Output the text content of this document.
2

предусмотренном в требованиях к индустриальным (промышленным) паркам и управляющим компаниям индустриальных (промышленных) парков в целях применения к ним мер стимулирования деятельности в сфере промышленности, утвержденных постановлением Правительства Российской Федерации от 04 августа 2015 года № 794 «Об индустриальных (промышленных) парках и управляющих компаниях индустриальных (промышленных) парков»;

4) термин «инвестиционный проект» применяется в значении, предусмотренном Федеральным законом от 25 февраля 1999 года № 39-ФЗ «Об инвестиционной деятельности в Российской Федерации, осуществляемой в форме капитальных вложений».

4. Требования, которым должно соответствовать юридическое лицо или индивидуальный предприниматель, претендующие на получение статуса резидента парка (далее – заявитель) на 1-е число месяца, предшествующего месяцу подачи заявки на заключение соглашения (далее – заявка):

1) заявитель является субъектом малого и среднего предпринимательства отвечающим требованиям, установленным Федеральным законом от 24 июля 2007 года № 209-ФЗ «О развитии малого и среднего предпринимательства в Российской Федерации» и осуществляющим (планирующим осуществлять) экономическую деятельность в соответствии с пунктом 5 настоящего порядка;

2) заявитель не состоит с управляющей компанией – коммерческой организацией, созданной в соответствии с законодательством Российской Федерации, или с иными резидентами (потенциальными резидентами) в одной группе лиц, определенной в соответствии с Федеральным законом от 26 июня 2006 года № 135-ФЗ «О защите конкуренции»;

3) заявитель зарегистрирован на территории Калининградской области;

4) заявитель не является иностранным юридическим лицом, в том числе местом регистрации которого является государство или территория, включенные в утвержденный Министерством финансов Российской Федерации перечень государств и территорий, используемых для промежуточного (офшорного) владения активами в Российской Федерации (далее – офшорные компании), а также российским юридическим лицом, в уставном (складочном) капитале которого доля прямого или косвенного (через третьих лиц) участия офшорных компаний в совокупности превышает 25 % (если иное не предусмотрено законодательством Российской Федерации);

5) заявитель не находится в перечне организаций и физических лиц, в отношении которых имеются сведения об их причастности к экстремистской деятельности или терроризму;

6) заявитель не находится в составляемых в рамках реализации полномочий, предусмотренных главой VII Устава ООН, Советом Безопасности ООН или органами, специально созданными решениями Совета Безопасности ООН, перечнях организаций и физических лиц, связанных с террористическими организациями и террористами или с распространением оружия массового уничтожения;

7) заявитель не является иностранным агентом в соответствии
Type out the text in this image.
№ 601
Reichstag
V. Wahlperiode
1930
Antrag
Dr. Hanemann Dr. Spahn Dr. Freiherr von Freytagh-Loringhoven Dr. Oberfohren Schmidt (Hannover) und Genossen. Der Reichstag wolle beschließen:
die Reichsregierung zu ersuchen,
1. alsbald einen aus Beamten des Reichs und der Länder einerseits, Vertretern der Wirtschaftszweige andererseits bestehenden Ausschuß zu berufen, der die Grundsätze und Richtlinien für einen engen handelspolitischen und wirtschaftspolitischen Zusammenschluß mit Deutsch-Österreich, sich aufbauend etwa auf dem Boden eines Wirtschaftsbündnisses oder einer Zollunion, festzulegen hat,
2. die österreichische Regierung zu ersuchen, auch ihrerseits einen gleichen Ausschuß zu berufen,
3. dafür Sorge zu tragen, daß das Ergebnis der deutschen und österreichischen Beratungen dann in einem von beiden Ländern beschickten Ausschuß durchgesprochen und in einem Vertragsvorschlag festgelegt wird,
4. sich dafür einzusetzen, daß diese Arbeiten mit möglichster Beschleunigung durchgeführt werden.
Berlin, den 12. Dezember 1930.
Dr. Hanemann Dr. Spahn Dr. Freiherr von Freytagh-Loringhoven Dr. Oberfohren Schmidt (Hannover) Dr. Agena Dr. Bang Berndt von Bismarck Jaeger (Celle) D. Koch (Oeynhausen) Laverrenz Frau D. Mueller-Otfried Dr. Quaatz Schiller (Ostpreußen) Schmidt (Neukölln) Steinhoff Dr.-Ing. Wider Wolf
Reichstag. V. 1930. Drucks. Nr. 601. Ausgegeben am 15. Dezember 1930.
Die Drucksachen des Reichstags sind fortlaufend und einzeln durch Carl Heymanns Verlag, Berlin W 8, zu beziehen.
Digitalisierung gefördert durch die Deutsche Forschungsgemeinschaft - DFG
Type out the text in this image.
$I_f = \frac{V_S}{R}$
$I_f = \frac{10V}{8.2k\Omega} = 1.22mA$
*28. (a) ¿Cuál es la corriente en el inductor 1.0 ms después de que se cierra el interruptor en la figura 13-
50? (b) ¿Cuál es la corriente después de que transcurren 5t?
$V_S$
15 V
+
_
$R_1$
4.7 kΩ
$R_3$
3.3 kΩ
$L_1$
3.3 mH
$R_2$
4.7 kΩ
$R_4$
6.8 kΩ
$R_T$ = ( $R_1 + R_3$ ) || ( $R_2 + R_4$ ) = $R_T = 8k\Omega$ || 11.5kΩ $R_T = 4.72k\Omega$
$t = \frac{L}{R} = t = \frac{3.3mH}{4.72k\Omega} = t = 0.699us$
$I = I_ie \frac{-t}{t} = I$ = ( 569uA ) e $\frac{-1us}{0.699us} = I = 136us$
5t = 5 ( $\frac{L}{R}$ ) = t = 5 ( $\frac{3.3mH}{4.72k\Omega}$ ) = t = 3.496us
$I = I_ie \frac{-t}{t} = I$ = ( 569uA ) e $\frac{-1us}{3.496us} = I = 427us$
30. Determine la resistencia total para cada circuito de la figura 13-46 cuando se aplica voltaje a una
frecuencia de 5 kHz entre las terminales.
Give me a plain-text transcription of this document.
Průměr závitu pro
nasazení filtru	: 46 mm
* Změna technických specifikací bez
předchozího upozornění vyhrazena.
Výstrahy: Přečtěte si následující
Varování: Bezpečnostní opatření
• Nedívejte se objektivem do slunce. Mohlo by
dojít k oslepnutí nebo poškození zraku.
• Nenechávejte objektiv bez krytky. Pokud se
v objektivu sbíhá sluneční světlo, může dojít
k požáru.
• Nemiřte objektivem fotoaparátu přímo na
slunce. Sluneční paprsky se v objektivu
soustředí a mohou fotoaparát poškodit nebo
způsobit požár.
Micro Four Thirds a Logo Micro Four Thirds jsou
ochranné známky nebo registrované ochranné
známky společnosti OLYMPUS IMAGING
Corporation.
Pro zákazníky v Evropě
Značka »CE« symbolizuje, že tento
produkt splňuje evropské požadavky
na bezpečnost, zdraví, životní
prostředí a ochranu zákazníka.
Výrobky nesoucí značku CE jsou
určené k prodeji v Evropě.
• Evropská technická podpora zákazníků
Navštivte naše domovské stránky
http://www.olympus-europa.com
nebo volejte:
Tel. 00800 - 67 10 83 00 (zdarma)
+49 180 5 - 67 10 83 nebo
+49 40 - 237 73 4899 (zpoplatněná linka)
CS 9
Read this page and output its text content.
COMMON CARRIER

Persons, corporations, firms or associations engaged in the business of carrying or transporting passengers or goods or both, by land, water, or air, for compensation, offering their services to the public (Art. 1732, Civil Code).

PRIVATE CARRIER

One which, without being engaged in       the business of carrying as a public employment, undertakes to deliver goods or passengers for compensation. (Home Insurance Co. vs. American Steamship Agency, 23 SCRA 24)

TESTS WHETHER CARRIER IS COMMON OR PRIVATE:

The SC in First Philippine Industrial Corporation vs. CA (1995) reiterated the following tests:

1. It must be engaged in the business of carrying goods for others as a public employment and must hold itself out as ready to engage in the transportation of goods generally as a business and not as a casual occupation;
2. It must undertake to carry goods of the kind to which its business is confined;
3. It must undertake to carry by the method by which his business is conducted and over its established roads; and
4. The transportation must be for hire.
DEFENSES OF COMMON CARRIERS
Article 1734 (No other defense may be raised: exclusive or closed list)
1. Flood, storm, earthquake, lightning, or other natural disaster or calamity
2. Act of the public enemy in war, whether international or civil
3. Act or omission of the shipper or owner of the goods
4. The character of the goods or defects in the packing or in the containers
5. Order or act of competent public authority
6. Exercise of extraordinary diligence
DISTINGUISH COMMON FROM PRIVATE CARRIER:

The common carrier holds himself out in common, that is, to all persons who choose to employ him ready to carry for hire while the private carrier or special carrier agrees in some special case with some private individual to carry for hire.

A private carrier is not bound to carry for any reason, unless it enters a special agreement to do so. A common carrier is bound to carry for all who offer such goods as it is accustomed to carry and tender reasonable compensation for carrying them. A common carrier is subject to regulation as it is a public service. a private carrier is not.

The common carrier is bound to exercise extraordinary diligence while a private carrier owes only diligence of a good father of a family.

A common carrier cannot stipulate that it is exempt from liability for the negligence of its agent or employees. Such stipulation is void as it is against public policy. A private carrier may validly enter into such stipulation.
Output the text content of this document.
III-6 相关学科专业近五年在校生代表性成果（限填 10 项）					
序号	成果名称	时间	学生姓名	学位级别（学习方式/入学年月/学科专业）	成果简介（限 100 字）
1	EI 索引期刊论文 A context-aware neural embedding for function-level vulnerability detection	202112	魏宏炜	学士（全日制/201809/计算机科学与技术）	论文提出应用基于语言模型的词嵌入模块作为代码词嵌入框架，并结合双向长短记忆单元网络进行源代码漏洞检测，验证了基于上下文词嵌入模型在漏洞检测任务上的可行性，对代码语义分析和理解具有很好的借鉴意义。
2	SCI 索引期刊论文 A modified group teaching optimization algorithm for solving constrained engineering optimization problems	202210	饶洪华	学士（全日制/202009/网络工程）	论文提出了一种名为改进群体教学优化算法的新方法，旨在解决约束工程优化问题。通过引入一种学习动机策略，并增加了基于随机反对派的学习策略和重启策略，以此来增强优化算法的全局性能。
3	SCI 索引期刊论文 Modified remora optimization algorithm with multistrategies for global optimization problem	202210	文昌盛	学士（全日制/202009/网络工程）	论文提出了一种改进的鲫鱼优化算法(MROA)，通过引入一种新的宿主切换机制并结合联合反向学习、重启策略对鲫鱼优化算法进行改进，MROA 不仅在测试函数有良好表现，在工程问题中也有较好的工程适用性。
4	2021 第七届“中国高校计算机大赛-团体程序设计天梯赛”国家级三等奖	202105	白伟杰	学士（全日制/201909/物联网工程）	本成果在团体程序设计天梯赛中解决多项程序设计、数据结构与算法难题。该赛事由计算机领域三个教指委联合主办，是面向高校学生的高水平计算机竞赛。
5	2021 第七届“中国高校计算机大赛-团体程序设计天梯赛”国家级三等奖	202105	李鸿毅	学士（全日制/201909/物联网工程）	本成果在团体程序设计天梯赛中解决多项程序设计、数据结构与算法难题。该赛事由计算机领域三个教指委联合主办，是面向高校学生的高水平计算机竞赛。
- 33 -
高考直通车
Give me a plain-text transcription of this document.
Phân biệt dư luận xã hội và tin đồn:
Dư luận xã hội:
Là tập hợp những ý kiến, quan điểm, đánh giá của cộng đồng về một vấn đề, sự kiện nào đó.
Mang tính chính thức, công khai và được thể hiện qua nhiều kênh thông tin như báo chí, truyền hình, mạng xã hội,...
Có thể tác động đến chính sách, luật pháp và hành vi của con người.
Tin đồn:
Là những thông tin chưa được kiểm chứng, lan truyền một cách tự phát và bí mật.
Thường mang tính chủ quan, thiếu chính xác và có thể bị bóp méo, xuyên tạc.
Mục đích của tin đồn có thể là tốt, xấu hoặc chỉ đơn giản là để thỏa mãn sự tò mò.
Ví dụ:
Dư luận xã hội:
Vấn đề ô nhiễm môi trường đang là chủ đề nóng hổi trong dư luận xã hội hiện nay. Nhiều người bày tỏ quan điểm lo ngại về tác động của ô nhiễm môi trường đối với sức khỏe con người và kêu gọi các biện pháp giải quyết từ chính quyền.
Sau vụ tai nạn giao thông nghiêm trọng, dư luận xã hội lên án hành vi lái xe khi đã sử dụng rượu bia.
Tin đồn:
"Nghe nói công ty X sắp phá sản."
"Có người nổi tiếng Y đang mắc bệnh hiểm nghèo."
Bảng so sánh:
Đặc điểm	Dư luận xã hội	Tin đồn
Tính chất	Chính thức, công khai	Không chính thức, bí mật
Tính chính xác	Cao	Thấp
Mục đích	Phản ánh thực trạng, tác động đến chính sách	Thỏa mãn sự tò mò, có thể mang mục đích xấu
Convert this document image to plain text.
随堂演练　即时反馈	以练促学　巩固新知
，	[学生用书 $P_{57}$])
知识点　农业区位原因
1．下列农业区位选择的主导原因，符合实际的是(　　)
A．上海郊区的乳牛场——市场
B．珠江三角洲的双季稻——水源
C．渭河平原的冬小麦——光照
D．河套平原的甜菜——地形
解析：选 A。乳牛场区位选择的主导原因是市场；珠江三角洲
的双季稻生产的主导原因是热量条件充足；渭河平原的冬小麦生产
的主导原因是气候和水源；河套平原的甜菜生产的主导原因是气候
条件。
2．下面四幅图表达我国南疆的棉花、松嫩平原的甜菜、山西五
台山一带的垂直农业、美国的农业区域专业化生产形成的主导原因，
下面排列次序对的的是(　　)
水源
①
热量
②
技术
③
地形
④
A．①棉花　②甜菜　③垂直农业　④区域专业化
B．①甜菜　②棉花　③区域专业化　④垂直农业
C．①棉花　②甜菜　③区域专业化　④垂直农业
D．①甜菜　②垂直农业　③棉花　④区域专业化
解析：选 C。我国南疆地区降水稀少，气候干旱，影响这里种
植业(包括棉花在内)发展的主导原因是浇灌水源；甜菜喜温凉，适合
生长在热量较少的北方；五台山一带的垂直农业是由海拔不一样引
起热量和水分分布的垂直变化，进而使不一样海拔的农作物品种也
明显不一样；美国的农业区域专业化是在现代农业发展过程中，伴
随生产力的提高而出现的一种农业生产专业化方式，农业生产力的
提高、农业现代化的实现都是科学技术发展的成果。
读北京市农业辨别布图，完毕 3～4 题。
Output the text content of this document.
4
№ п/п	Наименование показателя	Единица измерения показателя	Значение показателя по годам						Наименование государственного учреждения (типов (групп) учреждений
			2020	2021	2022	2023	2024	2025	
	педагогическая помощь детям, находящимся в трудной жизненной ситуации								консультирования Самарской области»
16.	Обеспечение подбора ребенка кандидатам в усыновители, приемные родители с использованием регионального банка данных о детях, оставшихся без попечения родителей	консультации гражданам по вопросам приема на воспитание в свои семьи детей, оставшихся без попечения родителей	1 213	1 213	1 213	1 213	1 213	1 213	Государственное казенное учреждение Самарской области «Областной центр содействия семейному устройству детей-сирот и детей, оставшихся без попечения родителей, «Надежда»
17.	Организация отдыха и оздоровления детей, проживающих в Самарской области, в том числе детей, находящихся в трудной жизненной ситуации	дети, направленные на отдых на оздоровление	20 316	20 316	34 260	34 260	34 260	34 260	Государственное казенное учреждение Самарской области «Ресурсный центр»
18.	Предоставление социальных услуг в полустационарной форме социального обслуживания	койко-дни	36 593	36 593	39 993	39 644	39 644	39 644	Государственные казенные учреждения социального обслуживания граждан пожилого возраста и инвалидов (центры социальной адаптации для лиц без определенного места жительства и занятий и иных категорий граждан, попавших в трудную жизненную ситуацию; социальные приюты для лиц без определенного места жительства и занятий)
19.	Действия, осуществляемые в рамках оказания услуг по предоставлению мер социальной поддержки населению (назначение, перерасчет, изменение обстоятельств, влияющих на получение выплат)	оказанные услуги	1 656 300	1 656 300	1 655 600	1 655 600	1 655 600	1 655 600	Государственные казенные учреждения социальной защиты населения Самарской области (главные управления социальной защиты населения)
□ □ □ □ □
■ What to do
Find each line holding the word "while" and copy it.

■ Task output
The common carrier holds himself out in common, that is, to all persons who choose to employ him ready to carry for hire while the private carrier or special carrier agrees in some special case with some private individual to carry for hire.
The common carrier is bound to exercise extraordinary diligence while a private carrier owes only diligence of a good father of a family.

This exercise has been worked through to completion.